Deadline reported that “The Island,” the latest film from Pawel Pawlikowski (“Cold War”) starring Joaquin Phoenix and Rooney Mara, was on hold because it couldn’t secure a completion bond. An individual with knowledge of the production confirmed to IndieWire that it was on hold, but would-be guarantor Film Finances Inc. did not return IndieWire’s requests for comment.

A film finance executive explained that if a company like Film Finances, the largest guarantor in the industry, is worried, so is everyone else. Almost any indie movie with a pending bond is likely run into the same issue. Many of the projects have locked scripts, but it’s the threat of a DGA or SAG work stoppage that needs clarity. If you’re not starting principal photography right now, few financiers want to risk being shut down midway through production.

“If you have a shoot that goes beyond the June 30 deadline or even close, you’re not going to be able to get a bond. It’s as simple as that,” the sales agent said. “There’s just no practical way.”

════════════════

_HOW TO COMPLETE THIS TASK_
What is the Spanish translation of this sentence from the text on film completion bonds: "If you're not starting principal photography right now, few financiers want to risk being shut down midway through production."

════════════════

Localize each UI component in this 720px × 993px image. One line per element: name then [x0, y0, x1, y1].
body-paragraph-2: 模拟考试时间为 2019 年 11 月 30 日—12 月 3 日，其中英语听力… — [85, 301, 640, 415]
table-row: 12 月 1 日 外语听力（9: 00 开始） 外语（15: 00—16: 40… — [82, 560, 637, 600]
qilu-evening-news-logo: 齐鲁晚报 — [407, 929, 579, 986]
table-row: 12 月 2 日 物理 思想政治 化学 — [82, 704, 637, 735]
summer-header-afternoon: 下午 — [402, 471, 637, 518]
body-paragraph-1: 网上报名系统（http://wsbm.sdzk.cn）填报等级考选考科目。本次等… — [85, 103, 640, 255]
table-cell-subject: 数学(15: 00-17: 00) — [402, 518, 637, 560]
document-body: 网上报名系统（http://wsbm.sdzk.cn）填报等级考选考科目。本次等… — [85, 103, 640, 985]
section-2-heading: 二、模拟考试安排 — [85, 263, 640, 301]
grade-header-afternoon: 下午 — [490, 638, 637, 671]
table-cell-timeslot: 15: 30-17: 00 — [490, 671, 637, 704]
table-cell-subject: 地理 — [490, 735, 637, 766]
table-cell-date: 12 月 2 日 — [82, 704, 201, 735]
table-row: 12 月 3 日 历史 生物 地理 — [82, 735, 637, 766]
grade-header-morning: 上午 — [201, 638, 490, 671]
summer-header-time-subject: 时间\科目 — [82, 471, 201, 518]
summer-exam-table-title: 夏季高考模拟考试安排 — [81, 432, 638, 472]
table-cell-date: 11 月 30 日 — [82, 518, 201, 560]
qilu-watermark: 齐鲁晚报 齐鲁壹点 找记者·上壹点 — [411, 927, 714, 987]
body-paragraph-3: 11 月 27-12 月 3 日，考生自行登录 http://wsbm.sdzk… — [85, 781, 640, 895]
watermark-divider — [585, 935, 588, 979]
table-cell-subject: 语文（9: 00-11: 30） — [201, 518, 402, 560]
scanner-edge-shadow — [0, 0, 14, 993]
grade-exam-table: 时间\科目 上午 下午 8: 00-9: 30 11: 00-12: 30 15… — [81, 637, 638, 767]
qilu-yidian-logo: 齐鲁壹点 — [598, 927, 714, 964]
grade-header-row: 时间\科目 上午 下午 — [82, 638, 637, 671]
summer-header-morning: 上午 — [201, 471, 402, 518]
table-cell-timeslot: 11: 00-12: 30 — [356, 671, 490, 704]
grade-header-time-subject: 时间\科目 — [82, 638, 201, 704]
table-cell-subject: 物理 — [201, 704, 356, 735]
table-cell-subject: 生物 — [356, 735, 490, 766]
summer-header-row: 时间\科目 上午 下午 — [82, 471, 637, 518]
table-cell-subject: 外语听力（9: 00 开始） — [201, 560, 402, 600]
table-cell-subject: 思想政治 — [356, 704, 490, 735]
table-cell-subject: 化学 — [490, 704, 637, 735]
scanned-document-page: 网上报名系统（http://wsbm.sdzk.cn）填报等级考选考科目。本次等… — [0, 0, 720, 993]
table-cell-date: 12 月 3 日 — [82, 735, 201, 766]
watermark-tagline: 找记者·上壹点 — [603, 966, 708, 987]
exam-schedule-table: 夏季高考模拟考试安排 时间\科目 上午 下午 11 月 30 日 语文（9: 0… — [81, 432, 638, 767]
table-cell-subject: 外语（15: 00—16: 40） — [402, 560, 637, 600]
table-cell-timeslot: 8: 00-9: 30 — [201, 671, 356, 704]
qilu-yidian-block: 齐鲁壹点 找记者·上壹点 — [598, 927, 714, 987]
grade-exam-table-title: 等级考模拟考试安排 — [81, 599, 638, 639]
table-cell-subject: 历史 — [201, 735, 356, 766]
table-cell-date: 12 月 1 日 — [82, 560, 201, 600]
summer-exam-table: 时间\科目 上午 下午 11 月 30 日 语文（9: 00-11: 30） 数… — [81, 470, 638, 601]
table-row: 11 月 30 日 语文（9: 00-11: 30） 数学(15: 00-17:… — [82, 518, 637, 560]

════════════════

_RESPONSE FOR THIS EXERCISE_
Si no vas a comenzar el rodaje principal ahora mismo, pocos financiadores quieren correr el riesgo de que la producción se paralice a mitad de camino.